Read the data and repeat all of it exactly.

'''

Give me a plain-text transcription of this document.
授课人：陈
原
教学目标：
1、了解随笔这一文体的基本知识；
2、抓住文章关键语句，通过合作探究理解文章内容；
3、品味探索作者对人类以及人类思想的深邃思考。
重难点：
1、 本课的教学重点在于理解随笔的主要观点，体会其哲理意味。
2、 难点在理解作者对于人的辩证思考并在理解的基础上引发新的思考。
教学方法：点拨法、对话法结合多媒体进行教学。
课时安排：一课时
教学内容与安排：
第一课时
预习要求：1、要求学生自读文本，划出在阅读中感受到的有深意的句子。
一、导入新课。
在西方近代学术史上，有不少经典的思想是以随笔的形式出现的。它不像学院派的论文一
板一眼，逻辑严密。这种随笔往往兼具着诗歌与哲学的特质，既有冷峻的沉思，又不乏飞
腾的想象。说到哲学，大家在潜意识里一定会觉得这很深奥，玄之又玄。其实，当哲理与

'''

• Finished exercise
Give me a plain-text transcription of this document.
授课人：陈
原
教学目标：
1、了解随笔这一文体的基本知识；
2、抓住文章关键语句，通过合作探究理解文章内容；
3、品味探索作者对人类以及人类思想的深邃思考。
重难点：
1、 本课的教学重点在于理解随笔的主要观点，体会其哲理意味。
2、 难点在理解作者对于人的辩证思考并在理解的基础上引发新的思考。
教学方法：点拨法、对话法结合多媒体进行教学。
课时安排：一课时
教学内容与安排：
第一课时
预习要求：1、要求学生自读文本，划出在阅读中感受到的有深意的句子。
一、导入新课。
在西方近代学术史上，有不少经典的思想是以随笔的形式出现的。它不像学院派的论文一
板一眼，逻辑严密。这种随笔往往兼具着诗歌与哲学的特质，既有冷峻的沉思，又不乏飞
腾的想象。说到哲学，大家在潜意识里一定会觉得这很深奥，玄之又玄。其实，当哲理与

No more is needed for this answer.